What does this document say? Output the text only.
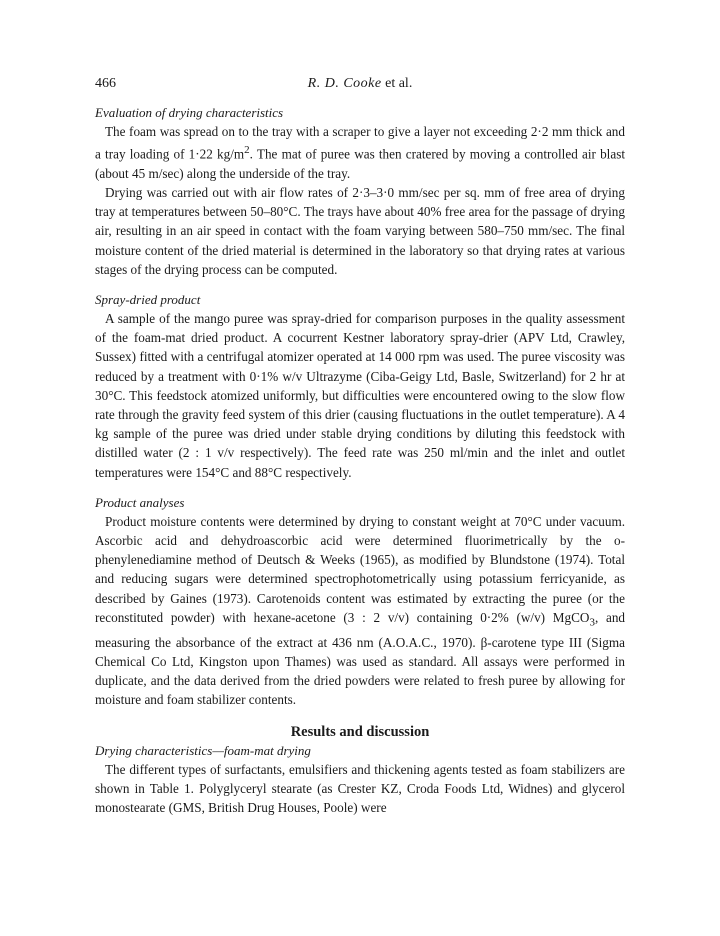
466	R. D. Cooke et al.

Evaluation of drying characteristics

The foam was spread on to the tray with a scraper to give a layer not exceeding 2·2 mm thick and a tray loading of 1·22 $kg/m^2$. The mat of puree was then cratered by moving a controlled air blast (about 45 m/sec) along the underside of the tray.

Drying was carried out with air flow rates of 2·3–3·0 mm/sec per sq. mm of free area of drying tray at temperatures between 50–80°C. The trays have about 40% free area for the passage of drying air, resulting in an air speed in contact with the foam varying between 580–750 mm/sec. The final moisture content of the dried material is determined in the laboratory so that drying rates at various stages of the drying process can be computed.

Spray-dried product

A sample of the mango puree was spray-dried for comparison purposes in the quality assessment of the foam-mat dried product. A cocurrent Kestner laboratory spray-drier (APV Ltd, Crawley, Sussex) fitted with a centrifugal atomizer operated at 14 000 rpm was used. The puree viscosity was reduced by a treatment with 0·1% w/v Ultrazyme (Ciba-Geigy Ltd, Basle, Switzerland) for 2 hr at 30°C. This feedstock atomized uniformly, but difficulties were encountered owing to the slow flow rate through the gravity feed system of this drier (causing fluctuations in the outlet temperature). A 4 kg sample of the puree was dried under stable drying conditions by diluting this feedstock with distilled water (2 : 1 v/v respectively). The feed rate was 250 ml/min and the inlet and outlet temperatures were 154°C and 88°C respectively.

Product analyses

Product moisture contents were determined by drying to constant weight at 70°C under vacuum. Ascorbic acid and dehydroascorbic acid were determined fluorimetrically by the o-phenylenediamine method of Deutsch & Weeks (1965), as modified by Blundstone (1974). Total and reducing sugars were determined spectrophotometrically using potassium ferricyanide, as described by Gaines (1973). Carotenoids content was estimated by extracting the puree (or the reconstituted powder) with hexane-acetone (3 : 2 v/v) containing 0·2% (w/v) MgCO$_3$, and measuring the absorbance of the extract at 436 nm (A.O.A.C., 1970). β-carotene type III (Sigma Chemical Co Ltd, Kingston upon Thames) was used as standard. All assays were performed in duplicate, and the data derived from the dried powders were related to fresh puree by allowing for moisture and foam stabilizer contents.

Results and discussion

Drying characteristics—foam-mat drying

The different types of surfactants, emulsifiers and thickening agents tested as foam stabilizers are shown in Table 1. Polyglyceryl stearate (as Crester KZ, Croda Foods Ltd, Widnes) and glycerol monostearate (GMS, British Drug Houses, Poole) were
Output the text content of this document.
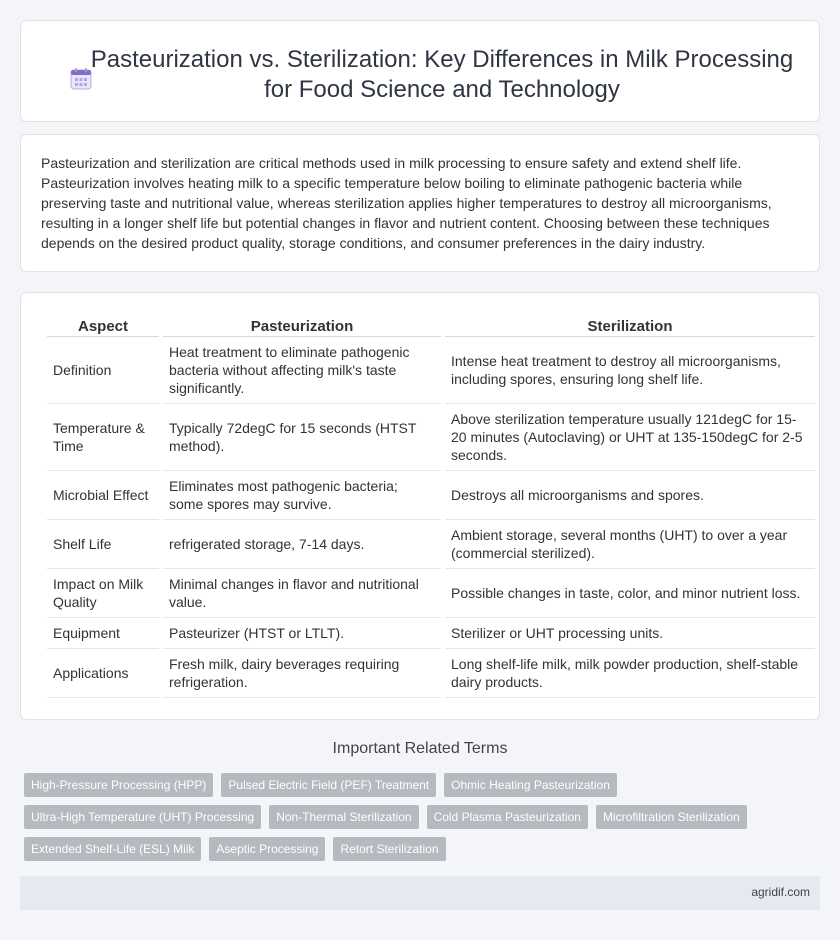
Pasteurization vs. Sterilization: Key Differences in Milk Processing for Food Science and Technology

Pasteurization and sterilization are critical methods used in milk processing to ensure safety and extend shelf life. Pasteurization involves heating milk to a specific temperature below boiling to eliminate pathogenic bacteria while preserving taste and nutritional value, whereas sterilization applies higher temperatures to destroy all microorganisms, resulting in a longer shelf life but potential changes in flavor and nutrient content. Choosing between these techniques depends on the desired product quality, storage conditions, and consumer preferences in the dairy industry.

Aspect	Pasteurization	Sterilization
Definition	Heat treatment to eliminate pathogenic bacteria without affecting milk's taste significantly.	Intense heat treatment to destroy all microorganisms, including spores, ensuring long shelf life.
Temperature & Time	Typically 72degC for 15 seconds (HTST method).	Above sterilization temperature usually 121degC for 15-20 minutes (Autoclaving) or UHT at 135-150degC for 2-5 seconds.
Microbial Effect	Eliminates most pathogenic bacteria; some spores may survive.	Destroys all microorganisms and spores.
Shelf Life	refrigerated storage, 7-14 days.	Ambient storage, several months (UHT) to over a year (commercial sterilized).
Impact on Milk Quality	Minimal changes in flavor and nutritional value.	Possible changes in taste, color, and minor nutrient loss.
Equipment	Pasteurizer (HTST or LTLT).	Sterilizer or UHT processing units.
Applications	Fresh milk, dairy beverages requiring refrigeration.	Long shelf-life milk, milk powder production, shelf-stable dairy products.
Important Related Terms
High-Pressure Processing (HPP)	Pulsed Electric Field (PEF) Treatment	Ohmic Heating Pasteurization
Ultra-High Temperature (UHT) Processing	Non-Thermal Sterilization	Cold Plasma Pasteurization	Microfiltration Sterilization
Extended Shelf-Life (ESL) Milk	Aseptic Processing	Retort Sterilization
agridif.com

- - -

*Problem statement*:
Repeat the material verbatim but without any of its pictures.

*Solved exercise*:
What does this document say? Output the text only.
466	R. D. Cooke et al.

Evaluation of drying characteristics

The foam was spread on to the tray with a scraper to give a layer not exceeding 2·2 mm thick and a tray loading of 1·22 $kg/m^2$. The mat of puree was then cratered by moving a controlled air blast (about 45 m/sec) along the underside of the tray.

Drying was carried out with air flow rates of 2·3–3·0 mm/sec per sq. mm of free area of drying tray at temperatures between 50–80°C. The trays have about 40% free area for the passage of drying air, resulting in an air speed in contact with the foam varying between 580–750 mm/sec. The final moisture content of the dried material is determined in the laboratory so that drying rates at various stages of the drying process can be computed.

Spray-dried product

A sample of the mango puree was spray-dried for comparison purposes in the quality assessment of the foam-mat dried product. A cocurrent Kestner laboratory spray-drier (APV Ltd, Crawley, Sussex) fitted with a centrifugal atomizer operated at 14 000 rpm was used. The puree viscosity was reduced by a treatment with 0·1% w/v Ultrazyme (Ciba-Geigy Ltd, Basle, Switzerland) for 2 hr at 30°C. This feedstock atomized uniformly, but difficulties were encountered owing to the slow flow rate through the gravity feed system of this drier (causing fluctuations in the outlet temperature). A 4 kg sample of the puree was dried under stable drying conditions by diluting this feedstock with distilled water (2 : 1 v/v respectively). The feed rate was 250 ml/min and the inlet and outlet temperatures were 154°C and 88°C respectively.

Product analyses

Product moisture contents were determined by drying to constant weight at 70°C under vacuum. Ascorbic acid and dehydroascorbic acid were determined fluorimetrically by the o-phenylenediamine method of Deutsch & Weeks (1965), as modified by Blundstone (1974). Total and reducing sugars were determined spectrophotometrically using potassium ferricyanide, as described by Gaines (1973). Carotenoids content was estimated by extracting the puree (or the reconstituted powder) with hexane-acetone (3 : 2 v/v) containing 0·2% (w/v) MgCO$_3$, and measuring the absorbance of the extract at 436 nm (A.O.A.C., 1970). β-carotene type III (Sigma Chemical Co Ltd, Kingston upon Thames) was used as standard. All assays were performed in duplicate, and the data derived from the dried powders were related to fresh puree by allowing for moisture and foam stabilizer contents.

Results and discussion

Drying characteristics—foam-mat drying

The different types of surfactants, emulsifiers and thickening agents tested as foam stabilizers are shown in Table 1. Polyglyceryl stearate (as Crester KZ, Croda Foods Ltd, Widnes) and glycerol monostearate (GMS, British Drug Houses, Poole) were
Output the text content of this document.
Pasteurization vs. Sterilization: Key Differences in Milk Processing for Food Science and Technology

Pasteurization and sterilization are critical methods used in milk processing to ensure safety and extend shelf life. Pasteurization involves heating milk to a specific temperature below boiling to eliminate pathogenic bacteria while preserving taste and nutritional value, whereas sterilization applies higher temperatures to destroy all microorganisms, resulting in a longer shelf life but potential changes in flavor and nutrient content. Choosing between these techniques depends on the desired product quality, storage conditions, and consumer preferences in the dairy industry.

Aspect	Pasteurization	Sterilization
Definition	Heat treatment to eliminate pathogenic bacteria without affecting milk's taste significantly.	Intense heat treatment to destroy all microorganisms, including spores, ensuring long shelf life.
Temperature & Time	Typically 72degC for 15 seconds (HTST method).	Above sterilization temperature usually 121degC for 15-20 minutes (Autoclaving) or UHT at 135-150degC for 2-5 seconds.
Microbial Effect	Eliminates most pathogenic bacteria; some spores may survive.	Destroys all microorganisms and spores.
Shelf Life	refrigerated storage, 7-14 days.	Ambient storage, several months (UHT) to over a year (commercial sterilized).
Impact on Milk Quality	Minimal changes in flavor and nutritional value.	Possible changes in taste, color, and minor nutrient loss.
Equipment	Pasteurizer (HTST or LTLT).	Sterilizer or UHT processing units.
Applications	Fresh milk, dairy beverages requiring refrigeration.	Long shelf-life milk, milk powder production, shelf-stable dairy products.
Important Related Terms
High-Pressure Processing (HPP)	Pulsed Electric Field (PEF) Treatment	Ohmic Heating Pasteurization
Ultra-High Temperature (UHT) Processing	Non-Thermal Sterilization	Cold Plasma Pasteurization	Microfiltration Sterilization
Extended Shelf-Life (ESL) Milk	Aseptic Processing	Retort Sterilization
agridif.com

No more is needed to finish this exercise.